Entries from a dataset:
-- start --
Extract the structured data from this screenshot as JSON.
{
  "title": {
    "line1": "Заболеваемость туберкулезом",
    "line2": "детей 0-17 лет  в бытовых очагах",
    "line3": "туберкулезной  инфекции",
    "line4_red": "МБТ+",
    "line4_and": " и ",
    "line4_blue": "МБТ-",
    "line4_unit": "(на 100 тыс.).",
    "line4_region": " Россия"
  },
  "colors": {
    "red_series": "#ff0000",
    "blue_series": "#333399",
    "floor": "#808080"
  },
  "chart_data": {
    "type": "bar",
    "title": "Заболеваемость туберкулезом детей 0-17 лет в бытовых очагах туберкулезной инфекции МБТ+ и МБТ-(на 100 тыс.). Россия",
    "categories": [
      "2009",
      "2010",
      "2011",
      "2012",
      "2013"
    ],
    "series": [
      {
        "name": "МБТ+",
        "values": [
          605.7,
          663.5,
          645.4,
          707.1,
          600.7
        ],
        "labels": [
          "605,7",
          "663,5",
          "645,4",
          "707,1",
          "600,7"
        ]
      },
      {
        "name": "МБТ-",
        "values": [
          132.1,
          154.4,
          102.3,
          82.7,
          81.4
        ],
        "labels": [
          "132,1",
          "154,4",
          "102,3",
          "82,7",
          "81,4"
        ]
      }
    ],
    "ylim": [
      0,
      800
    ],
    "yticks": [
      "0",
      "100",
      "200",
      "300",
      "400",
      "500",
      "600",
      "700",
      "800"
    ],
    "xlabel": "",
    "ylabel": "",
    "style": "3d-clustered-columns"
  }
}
-- end --
Check every line of the data above for the string "туберкулезом", and copy those that have it.

    "line1": "Заболеваемость туберкулезом",
    "title": "Заболеваемость туберкулезом детей 0-17 лет в бытовых очагах туберкулезной инфекции МБТ+ и МБТ-(на 100 тыс.). Россия",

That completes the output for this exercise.